— Task goal —
Copy out every line exactly as given.

***

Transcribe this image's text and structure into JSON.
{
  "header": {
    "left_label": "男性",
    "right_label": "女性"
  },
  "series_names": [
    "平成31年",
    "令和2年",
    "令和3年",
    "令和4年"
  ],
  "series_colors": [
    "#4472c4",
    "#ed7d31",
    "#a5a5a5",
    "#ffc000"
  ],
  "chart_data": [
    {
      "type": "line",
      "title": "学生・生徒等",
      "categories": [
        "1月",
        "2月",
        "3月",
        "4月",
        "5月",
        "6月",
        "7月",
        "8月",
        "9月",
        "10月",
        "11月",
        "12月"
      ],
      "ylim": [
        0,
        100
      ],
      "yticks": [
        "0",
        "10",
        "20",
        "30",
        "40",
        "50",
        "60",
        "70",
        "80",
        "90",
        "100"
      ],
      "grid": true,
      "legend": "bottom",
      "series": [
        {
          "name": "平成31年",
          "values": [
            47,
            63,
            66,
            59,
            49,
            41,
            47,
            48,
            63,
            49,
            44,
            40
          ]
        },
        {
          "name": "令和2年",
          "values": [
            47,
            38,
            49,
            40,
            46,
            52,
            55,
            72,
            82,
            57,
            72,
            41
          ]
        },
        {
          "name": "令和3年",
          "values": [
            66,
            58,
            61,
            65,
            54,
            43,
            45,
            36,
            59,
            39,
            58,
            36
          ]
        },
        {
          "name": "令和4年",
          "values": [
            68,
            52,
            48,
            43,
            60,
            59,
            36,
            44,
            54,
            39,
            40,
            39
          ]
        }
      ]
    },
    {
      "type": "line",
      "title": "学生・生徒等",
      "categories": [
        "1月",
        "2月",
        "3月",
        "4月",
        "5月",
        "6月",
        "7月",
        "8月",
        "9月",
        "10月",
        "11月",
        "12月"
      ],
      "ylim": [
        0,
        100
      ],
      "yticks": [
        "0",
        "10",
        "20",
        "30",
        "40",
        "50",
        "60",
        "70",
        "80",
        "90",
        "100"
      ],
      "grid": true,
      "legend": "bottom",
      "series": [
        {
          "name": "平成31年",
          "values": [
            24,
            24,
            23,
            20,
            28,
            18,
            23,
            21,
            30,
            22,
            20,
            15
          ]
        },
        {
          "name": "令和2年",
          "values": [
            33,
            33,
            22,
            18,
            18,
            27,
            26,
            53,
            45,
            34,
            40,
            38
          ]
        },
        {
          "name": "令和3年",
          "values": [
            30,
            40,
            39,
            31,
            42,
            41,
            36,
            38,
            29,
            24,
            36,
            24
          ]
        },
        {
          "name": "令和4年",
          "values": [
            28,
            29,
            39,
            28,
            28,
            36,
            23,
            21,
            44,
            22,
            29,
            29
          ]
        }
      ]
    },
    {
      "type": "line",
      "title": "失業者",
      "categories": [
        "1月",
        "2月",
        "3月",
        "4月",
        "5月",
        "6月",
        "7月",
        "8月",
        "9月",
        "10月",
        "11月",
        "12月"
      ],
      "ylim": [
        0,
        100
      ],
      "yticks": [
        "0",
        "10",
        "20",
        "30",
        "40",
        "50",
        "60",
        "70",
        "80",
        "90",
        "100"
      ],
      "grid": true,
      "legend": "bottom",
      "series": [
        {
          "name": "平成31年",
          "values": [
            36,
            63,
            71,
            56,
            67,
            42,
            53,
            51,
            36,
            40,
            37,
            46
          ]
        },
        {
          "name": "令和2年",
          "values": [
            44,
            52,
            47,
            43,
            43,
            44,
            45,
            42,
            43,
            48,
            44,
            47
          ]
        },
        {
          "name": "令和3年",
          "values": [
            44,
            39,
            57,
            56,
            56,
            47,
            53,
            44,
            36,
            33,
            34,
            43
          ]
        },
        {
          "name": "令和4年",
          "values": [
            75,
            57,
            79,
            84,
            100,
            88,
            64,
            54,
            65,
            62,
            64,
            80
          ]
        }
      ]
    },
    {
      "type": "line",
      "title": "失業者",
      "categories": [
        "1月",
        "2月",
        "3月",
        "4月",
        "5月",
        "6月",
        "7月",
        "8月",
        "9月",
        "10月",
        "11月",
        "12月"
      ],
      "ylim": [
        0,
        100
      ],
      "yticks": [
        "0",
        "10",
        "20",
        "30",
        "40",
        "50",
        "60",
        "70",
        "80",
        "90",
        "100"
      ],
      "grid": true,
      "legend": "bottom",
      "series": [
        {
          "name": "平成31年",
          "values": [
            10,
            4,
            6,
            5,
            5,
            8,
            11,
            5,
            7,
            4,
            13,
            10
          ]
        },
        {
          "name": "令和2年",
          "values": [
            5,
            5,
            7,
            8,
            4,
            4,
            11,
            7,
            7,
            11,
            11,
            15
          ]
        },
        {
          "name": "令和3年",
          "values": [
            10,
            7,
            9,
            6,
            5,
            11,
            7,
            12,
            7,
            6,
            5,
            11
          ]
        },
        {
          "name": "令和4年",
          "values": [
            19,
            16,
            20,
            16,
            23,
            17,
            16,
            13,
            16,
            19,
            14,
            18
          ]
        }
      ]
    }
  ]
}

***

— Reply to the task —
Transcribe this image's text and structure into JSON.
{
  "header": {
    "left_label": "男性",
    "right_label": "女性"
  },
  "series_names": [
    "平成31年",
    "令和2年",
    "令和3年",
    "令和4年"
  ],
  "series_colors": [
    "#4472c4",
    "#ed7d31",
    "#a5a5a5",
    "#ffc000"
  ],
  "chart_data": [
    {
      "type": "line",
      "title": "学生・生徒等",
      "categories": [
        "1月",
        "2月",
        "3月",
        "4月",
        "5月",
        "6月",
        "7月",
        "8月",
        "9月",
        "10月",
        "11月",
        "12月"
      ],
      "ylim": [
        0,
        100
      ],
      "yticks": [
        "0",
        "10",
        "20",
        "30",
        "40",
        "50",
        "60",
        "70",
        "80",
        "90",
        "100"
      ],
      "grid": true,
      "legend": "bottom",
      "series": [
        {
          "name": "平成31年",
          "values": [
            47,
            63,
            66,
            59,
            49,
            41,
            47,
            48,
            63,
            49,
            44,
            40
          ]
        },
        {
          "name": "令和2年",
          "values": [
            47,
            38,
            49,
            40,
            46,
            52,
            55,
            72,
            82,
            57,
            72,
            41
          ]
        },
        {
          "name": "令和3年",
          "values": [
            66,
            58,
            61,
            65,
            54,
            43,
            45,
            36,
            59,
            39,
            58,
            36
          ]
        },
        {
          "name": "令和4年",
          "values": [
            68,
            52,
            48,
            43,
            60,
            59,
            36,
            44,
            54,
            39,
            40,
            39
          ]
        }
      ]
    },
    {
      "type": "line",
      "title": "学生・生徒等",
      "categories": [
        "1月",
        "2月",
        "3月",
        "4月",
        "5月",
        "6月",
        "7月",
        "8月",
        "9月",
        "10月",
        "11月",
        "12月"
      ],
      "ylim": [
        0,
        100
      ],
      "yticks": [
        "0",
        "10",
        "20",
        "30",
        "40",
        "50",
        "60",
        "70",
        "80",
        "90",
        "100"
      ],
      "grid": true,
      "legend": "bottom",
      "series": [
        {
          "name": "平成31年",
          "values": [
            24,
            24,
            23,
            20,
            28,
            18,
            23,
            21,
            30,
            22,
            20,
            15
          ]
        },
        {
          "name": "令和2年",
          "values": [
            33,
            33,
            22,
            18,
            18,
            27,
            26,
            53,
            45,
            34,
            40,
            38
          ]
        },
        {
          "name": "令和3年",
          "values": [
            30,
            40,
            39,
            31,
            42,
            41,
            36,
            38,
            29,
            24,
            36,
            24
          ]
        },
        {
          "name": "令和4年",
          "values": [
            28,
            29,
            39,
            28,
            28,
            36,
            23,
            21,
            44,
            22,
            29,
            29
          ]
        }
      ]
    },
    {
      "type": "line",
      "title": "失業者",
      "categories": [
        "1月",
        "2月",
        "3月",
        "4月",
        "5月",
        "6月",
        "7月",
        "8月",
        "9月",
        "10月",
        "11月",
        "12月"
      ],
      "ylim": [
        0,
        100
      ],
      "yticks": [
        "0",
        "10",
        "20",
        "30",
        "40",
        "50",
        "60",
        "70",
        "80",
        "90",
        "100"
      ],
      "grid": true,
      "legend": "bottom",
      "series": [
        {
          "name": "平成31年",
          "values": [
            36,
            63,
            71,
            56,
            67,
            42,
            53,
            51,
            36,
            40,
            37,
            46
          ]
        },
        {
          "name": "令和2年",
          "values": [
            44,
            52,
            47,
            43,
            43,
            44,
            45,
            42,
            43,
            48,
            44,
            47
          ]
        },
        {
          "name": "令和3年",
          "values": [
            44,
            39,
            57,
            56,
            56,
            47,
            53,
            44,
            36,
            33,
            34,
            43
          ]
        },
        {
          "name": "令和4年",
          "values": [
            75,
            57,
            79,
            84,
            100,
            88,
            64,
            54,
            65,
            62,
            64,
            80
          ]
        }
      ]
    },
    {
      "type": "line",
      "title": "失業者",
      "categories": [
        "1月",
        "2月",
        "3月",
        "4月",
        "5月",
        "6月",
        "7月",
        "8月",
        "9月",
        "10月",
        "11月",
        "12月"
      ],
      "ylim": [
        0,
        100
      ],
      "yticks": [
        "0",
        "10",
        "20",
        "30",
        "40",
        "50",
        "60",
        "70",
        "80",
        "90",
        "100"
      ],
      "grid": true,
      "legend": "bottom",
      "series": [
        {
          "name": "平成31年",
          "values": [
            10,
            4,
            6,
            5,
            5,
            8,
            11,
            5,
            7,
            4,
            13,
            10
          ]
        },
        {
          "name": "令和2年",
          "values": [
            5,
            5,
            7,
            8,
            4,
            4,
            11,
            7,
            7,
            11,
            11,
            15
          ]
        },
        {
          "name": "令和3年",
          "values": [
            10,
            7,
            9,
            6,
            5,
            11,
            7,
            12,
            7,
            6,
            5,
            11
          ]
        },
        {
          "name": "令和4年",
          "values": [
            19,
            16,
            20,
            16,
            23,
            17,
            16,
            13,
            16,
            19,
            14,
            18
          ]
        }
      ]
    }
  ]
}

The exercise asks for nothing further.